── Records supplied

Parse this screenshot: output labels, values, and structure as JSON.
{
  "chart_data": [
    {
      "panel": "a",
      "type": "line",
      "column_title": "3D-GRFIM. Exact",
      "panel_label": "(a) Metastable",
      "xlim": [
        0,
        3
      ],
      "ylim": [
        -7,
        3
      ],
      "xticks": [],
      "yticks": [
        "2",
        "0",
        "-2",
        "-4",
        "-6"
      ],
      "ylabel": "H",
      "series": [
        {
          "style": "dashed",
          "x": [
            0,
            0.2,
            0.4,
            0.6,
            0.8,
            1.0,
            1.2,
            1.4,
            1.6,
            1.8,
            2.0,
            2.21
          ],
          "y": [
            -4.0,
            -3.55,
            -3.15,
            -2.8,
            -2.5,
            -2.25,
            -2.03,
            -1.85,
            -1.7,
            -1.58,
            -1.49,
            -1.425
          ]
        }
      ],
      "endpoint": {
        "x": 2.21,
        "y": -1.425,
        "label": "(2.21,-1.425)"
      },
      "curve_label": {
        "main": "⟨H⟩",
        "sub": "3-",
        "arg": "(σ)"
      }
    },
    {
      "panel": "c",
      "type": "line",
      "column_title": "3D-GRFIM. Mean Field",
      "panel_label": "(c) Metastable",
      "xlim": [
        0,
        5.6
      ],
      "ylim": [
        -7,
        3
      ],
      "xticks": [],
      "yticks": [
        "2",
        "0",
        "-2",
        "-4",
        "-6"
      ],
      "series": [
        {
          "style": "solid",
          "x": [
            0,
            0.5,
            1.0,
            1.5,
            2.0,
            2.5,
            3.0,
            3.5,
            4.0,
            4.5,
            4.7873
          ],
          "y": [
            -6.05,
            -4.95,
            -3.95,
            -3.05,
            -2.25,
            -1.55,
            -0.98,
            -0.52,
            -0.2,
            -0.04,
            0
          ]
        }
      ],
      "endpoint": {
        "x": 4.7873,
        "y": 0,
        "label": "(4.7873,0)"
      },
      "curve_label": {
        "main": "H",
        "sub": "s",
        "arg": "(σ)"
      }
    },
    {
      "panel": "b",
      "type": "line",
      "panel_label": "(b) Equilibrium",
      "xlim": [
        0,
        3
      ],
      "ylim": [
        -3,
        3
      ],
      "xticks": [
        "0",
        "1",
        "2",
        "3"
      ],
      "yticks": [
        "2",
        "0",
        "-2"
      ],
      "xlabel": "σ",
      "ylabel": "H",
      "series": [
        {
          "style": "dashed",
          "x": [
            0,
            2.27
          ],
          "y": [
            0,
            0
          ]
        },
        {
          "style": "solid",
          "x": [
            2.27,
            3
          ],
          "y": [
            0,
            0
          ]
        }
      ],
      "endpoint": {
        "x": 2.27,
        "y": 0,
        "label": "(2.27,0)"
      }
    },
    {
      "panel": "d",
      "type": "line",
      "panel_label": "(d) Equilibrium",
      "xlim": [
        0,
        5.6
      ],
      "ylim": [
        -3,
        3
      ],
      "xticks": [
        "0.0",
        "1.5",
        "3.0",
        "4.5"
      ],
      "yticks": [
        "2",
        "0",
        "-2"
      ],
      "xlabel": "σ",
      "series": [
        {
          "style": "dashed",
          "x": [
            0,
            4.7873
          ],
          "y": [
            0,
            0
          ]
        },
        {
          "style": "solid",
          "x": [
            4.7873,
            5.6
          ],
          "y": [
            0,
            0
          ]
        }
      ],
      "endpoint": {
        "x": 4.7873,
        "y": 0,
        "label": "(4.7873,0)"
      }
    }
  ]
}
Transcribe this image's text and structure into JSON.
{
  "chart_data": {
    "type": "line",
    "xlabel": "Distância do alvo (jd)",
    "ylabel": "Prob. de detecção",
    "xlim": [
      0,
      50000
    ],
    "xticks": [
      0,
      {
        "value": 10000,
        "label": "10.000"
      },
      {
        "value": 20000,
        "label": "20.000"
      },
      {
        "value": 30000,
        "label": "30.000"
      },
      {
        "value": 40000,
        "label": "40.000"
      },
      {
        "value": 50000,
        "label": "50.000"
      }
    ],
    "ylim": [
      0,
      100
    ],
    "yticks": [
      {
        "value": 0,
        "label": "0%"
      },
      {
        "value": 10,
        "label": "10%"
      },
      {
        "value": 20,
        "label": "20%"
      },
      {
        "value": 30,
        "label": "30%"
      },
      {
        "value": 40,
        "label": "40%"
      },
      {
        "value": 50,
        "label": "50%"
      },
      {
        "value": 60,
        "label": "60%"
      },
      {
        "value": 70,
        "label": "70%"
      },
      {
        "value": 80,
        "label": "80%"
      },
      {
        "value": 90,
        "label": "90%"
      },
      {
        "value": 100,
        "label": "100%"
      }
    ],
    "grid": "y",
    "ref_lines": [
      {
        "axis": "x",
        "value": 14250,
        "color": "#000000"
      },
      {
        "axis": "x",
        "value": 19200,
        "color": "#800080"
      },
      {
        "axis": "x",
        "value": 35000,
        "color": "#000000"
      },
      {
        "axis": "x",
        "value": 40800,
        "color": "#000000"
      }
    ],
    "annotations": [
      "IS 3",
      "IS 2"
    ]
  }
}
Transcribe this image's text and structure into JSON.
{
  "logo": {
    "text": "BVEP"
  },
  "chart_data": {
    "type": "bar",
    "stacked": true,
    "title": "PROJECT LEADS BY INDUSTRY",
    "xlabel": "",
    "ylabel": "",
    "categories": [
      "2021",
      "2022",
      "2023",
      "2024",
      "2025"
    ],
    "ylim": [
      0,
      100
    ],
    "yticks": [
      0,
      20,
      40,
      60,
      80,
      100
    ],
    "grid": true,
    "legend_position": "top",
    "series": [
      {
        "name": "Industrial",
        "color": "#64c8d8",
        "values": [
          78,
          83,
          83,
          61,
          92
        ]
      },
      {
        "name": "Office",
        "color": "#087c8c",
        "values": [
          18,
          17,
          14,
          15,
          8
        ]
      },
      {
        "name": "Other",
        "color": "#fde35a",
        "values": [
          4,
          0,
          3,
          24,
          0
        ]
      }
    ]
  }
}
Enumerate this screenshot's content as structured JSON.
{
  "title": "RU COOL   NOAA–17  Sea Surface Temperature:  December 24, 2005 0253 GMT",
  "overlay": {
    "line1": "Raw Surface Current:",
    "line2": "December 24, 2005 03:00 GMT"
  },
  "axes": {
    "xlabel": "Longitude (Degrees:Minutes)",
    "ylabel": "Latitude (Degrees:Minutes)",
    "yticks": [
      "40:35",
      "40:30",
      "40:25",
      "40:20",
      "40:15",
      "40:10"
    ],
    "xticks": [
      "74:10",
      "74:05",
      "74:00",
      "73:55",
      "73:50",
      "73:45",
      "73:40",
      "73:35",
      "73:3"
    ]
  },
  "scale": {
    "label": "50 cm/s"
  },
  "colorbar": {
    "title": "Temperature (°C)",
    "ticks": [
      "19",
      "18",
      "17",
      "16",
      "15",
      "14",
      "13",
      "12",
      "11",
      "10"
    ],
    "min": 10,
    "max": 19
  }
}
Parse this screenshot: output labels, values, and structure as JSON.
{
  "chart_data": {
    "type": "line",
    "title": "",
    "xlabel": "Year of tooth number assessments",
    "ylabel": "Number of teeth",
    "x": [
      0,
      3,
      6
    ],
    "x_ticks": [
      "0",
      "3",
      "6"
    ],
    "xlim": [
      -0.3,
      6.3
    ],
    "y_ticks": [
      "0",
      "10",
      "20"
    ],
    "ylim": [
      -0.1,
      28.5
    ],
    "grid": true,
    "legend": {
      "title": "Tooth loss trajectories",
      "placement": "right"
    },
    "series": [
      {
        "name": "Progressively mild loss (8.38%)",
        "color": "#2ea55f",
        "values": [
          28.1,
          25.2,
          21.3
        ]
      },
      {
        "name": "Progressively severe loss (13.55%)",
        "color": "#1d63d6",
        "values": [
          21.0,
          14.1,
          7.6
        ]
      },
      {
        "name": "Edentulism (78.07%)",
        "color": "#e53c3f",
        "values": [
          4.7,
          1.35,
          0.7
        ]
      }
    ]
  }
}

────

### What to work on
Go through the entries and return each line where the word "December" appears.

### Reply to the exercise
  "title": "RU COOL   NOAA–17  Sea Surface Temperature:  December 24, 2005 0253 GMT",
    "line2": "December 24, 2005 03:00 GMT"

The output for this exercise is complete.